--- TO BE DONE ---
Copy all of the records below verbatim.

--- Stored entries ---
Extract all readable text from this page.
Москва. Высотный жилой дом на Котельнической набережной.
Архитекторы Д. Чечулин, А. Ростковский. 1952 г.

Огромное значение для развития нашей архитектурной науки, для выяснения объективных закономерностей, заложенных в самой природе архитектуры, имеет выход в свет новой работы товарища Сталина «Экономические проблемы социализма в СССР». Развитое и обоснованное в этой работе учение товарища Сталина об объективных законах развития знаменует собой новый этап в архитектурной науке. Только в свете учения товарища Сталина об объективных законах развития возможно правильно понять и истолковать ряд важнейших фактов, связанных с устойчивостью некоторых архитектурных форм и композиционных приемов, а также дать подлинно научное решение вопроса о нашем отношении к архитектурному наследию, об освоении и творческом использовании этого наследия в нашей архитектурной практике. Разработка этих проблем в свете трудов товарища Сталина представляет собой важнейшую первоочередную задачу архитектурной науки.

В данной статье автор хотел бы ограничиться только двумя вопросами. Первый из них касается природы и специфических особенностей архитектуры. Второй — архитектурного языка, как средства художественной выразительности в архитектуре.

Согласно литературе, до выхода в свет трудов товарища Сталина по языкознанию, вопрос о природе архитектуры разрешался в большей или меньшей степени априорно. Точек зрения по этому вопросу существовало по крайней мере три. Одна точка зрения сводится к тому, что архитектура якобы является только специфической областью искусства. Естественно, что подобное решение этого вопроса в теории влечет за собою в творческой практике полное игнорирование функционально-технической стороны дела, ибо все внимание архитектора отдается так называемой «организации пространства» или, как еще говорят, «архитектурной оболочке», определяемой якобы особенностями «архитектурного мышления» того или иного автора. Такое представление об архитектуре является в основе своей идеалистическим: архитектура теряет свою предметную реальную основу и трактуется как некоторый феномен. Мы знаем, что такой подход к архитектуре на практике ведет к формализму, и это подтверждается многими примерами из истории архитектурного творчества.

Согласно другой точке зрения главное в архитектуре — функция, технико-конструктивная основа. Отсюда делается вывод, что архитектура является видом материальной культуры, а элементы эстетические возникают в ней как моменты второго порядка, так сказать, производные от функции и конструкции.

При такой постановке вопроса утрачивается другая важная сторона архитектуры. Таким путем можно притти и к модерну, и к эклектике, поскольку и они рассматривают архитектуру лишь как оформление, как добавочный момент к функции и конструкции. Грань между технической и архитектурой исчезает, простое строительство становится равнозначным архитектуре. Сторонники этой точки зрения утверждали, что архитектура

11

--- RESPONSE TO THIS TASK ---
Extract all readable text from this page.
Москва. Высотный жилой дом на Котельнической набережной.
Архитекторы Д. Чечулин, А. Ростковский. 1952 г.

Огромное значение для развития нашей архитектурной науки, для выяснения объективных закономерностей, заложенных в самой природе архитектуры, имеет выход в свет новой работы товарища Сталина «Экономические проблемы социализма в СССР». Развитое и обоснованное в этой работе учение товарища Сталина об объективных законах развития знаменует собой новый этап в архитектурной науке. Только в свете учения товарища Сталина об объективных законах развития возможно правильно понять и истолковать ряд важнейших фактов, связанных с устойчивостью некоторых архитектурных форм и композиционных приемов, а также дать подлинно научное решение вопроса о нашем отношении к архитектурному наследию, об освоении и творческом использовании этого наследия в нашей архитектурной практике. Разработка этих проблем в свете трудов товарища Сталина представляет собой важнейшую первоочередную задачу архитектурной науки.

В данной статье автор хотел бы ограничиться только двумя вопросами. Первый из них касается природы и специфических особенностей архитектуры. Второй — архитектурного языка, как средства художественной выразительности в архитектуре.

Согласно литературе, до выхода в свет трудов товарища Сталина по языкознанию, вопрос о природе архитектуры разрешался в большей или меньшей степени априорно. Точек зрения по этому вопросу существовало по крайней мере три. Одна точка зрения сводится к тому, что архитектура якобы является только специфической областью искусства. Естественно, что подобное решение этого вопроса в теории влечет за собою в творческой практике полное игнорирование функционально-технической стороны дела, ибо все внимание архитектора отдается так называемой «организации пространства» или, как еще говорят, «архитектурной оболочке», определяемой якобы особенностями «архитектурного мышления» того или иного автора. Такое представление об архитектуре является в основе своей идеалистическим: архитектура теряет свою предметную реальную основу и трактуется как некоторый феномен. Мы знаем, что такой подход к архитектуре на практике ведет к формализму, и это подтверждается многими примерами из истории архитектурного творчества.

Согласно другой точке зрения главное в архитектуре — функция, технико-конструктивная основа. Отсюда делается вывод, что архитектура является видом материальной культуры, а элементы эстетические возникают в ней как моменты второго порядка, так сказать, производные от функции и конструкции.

При такой постановке вопроса утрачивается другая важная сторона архитектуры. Таким путем можно притти и к модерну, и к эклектике, поскольку и они рассматривают архитектуру лишь как оформление, как добавочный момент к функции и конструкции. Грань между технической и архитектурой исчезает, простое строительство становится равнозначным архитектуре. Сторонники этой точки зрения утверждали, что архитектура

11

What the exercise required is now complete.